(Figure record listings)

^^^^^^^^^^^^^^^^

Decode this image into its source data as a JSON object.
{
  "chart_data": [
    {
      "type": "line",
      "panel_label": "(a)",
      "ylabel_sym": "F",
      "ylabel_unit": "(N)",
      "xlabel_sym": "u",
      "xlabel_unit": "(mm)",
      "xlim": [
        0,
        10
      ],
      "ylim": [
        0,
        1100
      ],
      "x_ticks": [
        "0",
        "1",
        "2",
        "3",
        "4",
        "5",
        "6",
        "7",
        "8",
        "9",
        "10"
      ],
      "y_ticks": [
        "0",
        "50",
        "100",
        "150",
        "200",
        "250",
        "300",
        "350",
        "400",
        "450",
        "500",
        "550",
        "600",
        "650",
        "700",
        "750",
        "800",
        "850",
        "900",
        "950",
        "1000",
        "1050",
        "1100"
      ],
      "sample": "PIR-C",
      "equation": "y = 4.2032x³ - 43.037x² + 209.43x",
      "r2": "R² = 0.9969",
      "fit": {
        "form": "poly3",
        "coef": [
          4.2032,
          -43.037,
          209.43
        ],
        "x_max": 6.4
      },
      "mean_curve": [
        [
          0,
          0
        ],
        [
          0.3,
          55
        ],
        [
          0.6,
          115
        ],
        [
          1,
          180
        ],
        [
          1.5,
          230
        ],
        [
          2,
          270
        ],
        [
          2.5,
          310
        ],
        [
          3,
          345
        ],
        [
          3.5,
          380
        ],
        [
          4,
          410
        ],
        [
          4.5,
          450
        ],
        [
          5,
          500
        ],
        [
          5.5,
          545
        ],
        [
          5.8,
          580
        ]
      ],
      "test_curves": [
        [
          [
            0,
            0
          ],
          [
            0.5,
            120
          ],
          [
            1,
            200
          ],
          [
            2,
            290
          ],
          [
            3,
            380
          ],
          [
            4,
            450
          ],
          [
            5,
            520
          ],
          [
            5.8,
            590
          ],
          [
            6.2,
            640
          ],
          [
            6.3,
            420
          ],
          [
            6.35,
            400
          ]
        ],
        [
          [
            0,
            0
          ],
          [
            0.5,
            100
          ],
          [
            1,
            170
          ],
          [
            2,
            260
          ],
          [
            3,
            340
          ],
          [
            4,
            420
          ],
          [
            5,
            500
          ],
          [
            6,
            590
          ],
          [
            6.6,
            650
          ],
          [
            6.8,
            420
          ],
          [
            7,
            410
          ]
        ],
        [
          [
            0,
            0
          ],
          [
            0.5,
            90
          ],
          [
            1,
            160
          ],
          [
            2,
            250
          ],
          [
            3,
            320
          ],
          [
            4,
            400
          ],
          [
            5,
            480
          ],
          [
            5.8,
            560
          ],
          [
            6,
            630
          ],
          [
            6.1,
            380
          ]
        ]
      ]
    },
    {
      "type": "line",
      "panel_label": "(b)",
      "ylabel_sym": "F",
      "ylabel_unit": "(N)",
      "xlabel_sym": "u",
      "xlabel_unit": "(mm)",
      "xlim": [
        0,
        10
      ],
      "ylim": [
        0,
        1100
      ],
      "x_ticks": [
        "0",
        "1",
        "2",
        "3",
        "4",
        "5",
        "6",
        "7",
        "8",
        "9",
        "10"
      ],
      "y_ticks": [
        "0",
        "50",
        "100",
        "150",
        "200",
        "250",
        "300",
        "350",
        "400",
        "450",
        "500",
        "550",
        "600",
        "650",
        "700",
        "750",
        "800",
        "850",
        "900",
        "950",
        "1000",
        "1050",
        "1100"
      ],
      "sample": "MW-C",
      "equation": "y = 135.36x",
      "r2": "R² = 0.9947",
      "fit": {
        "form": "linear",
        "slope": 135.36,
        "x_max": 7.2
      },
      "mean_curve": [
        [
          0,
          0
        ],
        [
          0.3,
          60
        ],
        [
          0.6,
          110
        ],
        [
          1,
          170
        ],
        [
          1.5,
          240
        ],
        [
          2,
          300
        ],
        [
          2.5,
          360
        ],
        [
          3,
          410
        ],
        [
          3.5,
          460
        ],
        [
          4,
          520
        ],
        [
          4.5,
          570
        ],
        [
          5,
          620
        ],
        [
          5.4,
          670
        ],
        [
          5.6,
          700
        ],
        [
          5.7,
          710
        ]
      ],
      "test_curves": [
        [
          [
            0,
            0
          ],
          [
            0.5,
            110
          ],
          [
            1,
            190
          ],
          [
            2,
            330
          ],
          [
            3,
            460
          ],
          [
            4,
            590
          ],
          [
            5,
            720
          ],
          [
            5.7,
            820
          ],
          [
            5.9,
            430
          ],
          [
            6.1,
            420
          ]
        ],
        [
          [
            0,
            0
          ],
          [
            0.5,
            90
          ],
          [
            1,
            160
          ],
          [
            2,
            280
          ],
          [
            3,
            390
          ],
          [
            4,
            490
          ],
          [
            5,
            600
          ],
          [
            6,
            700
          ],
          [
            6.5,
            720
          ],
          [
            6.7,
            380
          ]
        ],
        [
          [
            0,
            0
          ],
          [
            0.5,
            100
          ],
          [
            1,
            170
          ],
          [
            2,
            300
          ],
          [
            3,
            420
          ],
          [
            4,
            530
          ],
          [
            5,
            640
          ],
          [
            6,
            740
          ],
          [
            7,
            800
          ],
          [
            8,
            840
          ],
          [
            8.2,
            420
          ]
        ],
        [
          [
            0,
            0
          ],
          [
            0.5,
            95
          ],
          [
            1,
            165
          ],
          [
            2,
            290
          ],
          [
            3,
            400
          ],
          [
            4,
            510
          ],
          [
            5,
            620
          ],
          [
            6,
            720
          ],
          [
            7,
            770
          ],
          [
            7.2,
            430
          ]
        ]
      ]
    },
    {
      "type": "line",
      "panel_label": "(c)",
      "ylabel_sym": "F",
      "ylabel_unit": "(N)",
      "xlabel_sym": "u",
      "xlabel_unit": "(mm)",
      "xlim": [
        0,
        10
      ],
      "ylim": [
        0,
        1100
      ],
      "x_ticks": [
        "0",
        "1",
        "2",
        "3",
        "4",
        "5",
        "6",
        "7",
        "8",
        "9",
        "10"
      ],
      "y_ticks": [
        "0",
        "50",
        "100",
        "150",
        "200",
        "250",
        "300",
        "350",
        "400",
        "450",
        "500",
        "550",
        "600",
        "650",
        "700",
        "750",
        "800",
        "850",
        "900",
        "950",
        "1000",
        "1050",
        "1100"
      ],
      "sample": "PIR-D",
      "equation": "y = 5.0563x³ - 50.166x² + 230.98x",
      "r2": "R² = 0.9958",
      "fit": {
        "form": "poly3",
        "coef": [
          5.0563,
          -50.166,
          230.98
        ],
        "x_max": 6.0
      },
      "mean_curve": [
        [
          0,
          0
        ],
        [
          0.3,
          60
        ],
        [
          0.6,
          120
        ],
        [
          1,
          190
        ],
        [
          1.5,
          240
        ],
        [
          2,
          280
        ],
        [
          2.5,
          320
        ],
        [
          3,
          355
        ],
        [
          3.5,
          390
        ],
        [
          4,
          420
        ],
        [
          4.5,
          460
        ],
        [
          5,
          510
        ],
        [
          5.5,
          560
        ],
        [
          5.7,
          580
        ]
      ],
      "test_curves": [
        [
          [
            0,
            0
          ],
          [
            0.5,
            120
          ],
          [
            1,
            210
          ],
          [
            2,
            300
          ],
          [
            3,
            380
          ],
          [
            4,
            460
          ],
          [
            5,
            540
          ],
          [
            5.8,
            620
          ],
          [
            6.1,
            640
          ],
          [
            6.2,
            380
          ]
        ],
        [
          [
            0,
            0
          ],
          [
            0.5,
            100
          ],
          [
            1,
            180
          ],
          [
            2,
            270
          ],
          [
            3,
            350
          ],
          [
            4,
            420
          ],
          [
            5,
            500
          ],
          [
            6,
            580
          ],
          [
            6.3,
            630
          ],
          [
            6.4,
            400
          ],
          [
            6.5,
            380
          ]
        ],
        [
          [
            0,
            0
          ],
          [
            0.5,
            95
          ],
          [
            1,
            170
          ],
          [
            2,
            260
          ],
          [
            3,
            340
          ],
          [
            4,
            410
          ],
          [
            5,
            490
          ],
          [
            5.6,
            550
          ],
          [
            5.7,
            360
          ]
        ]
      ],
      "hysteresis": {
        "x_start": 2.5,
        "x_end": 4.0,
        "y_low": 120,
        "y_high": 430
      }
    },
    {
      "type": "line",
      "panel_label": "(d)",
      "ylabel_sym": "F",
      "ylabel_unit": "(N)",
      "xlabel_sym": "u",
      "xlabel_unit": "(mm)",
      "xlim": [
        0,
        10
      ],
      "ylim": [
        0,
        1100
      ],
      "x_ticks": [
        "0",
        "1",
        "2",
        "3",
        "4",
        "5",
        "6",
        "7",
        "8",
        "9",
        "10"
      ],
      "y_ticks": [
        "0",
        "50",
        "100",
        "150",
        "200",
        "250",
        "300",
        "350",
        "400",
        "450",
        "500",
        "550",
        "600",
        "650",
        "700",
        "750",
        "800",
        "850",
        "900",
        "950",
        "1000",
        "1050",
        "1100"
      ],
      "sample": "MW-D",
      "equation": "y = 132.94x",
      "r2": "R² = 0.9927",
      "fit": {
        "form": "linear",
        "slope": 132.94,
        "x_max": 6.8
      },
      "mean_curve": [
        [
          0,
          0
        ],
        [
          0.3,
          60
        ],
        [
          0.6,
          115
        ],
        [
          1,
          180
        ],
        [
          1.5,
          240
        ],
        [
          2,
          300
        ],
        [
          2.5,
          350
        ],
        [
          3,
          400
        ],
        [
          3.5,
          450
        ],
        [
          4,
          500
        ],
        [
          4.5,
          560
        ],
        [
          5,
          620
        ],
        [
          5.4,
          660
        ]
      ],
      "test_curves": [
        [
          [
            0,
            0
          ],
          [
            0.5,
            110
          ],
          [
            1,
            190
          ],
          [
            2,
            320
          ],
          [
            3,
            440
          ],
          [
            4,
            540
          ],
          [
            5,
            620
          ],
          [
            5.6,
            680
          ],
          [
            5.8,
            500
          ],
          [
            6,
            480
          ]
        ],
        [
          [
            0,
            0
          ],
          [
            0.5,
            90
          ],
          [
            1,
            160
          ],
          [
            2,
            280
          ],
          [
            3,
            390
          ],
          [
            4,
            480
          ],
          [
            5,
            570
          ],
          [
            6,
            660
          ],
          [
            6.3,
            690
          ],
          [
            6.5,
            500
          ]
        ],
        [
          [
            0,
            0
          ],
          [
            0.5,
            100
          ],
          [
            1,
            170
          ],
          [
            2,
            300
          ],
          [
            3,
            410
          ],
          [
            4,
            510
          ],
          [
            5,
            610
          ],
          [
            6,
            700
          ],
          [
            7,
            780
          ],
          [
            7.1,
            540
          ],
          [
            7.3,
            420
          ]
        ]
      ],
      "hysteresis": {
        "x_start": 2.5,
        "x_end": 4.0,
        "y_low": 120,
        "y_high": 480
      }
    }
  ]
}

^^^^^^^^^^^^^^^^

■ Required work ■
Find all lines holding the string "sample" and copy them.

■ Reply to the task ■
      "sample": "PIR-C",
      "sample": "MW-C",
      "sample": "PIR-D",
      "sample": "MW-D",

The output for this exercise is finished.